▶ Description of the task: Locate the lines of the listing below that hold "name", then copy each of them.

[Records about charts and figures]
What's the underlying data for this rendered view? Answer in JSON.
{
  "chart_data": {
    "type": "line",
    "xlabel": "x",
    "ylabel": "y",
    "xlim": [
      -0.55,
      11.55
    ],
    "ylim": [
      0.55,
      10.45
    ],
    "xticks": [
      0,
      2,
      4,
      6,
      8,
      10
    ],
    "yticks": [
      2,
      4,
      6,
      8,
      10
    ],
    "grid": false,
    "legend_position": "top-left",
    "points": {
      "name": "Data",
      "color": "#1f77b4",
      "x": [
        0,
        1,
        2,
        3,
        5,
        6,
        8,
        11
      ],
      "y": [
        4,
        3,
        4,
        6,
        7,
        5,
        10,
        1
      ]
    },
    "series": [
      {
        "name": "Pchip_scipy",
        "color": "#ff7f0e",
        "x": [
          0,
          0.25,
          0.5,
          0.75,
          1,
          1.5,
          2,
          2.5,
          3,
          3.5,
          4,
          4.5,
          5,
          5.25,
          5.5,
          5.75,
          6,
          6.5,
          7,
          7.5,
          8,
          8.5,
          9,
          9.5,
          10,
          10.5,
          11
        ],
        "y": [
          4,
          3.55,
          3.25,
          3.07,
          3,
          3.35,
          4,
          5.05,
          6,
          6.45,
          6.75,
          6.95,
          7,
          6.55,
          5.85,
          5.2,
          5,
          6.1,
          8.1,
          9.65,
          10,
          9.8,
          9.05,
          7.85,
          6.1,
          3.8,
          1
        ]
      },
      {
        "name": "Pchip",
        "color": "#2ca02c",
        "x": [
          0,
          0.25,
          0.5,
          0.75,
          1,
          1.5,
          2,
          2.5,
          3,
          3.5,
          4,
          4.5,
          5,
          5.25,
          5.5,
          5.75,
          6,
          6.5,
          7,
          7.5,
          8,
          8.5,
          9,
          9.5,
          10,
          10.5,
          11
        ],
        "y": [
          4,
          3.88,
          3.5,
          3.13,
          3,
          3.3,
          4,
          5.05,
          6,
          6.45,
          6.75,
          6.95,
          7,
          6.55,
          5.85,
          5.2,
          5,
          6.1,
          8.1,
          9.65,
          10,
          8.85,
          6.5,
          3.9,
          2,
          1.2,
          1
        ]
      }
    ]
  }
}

▶ Result below:
      "name": "Data",
        "name": "Pchip_scipy",
        "name": "Pchip",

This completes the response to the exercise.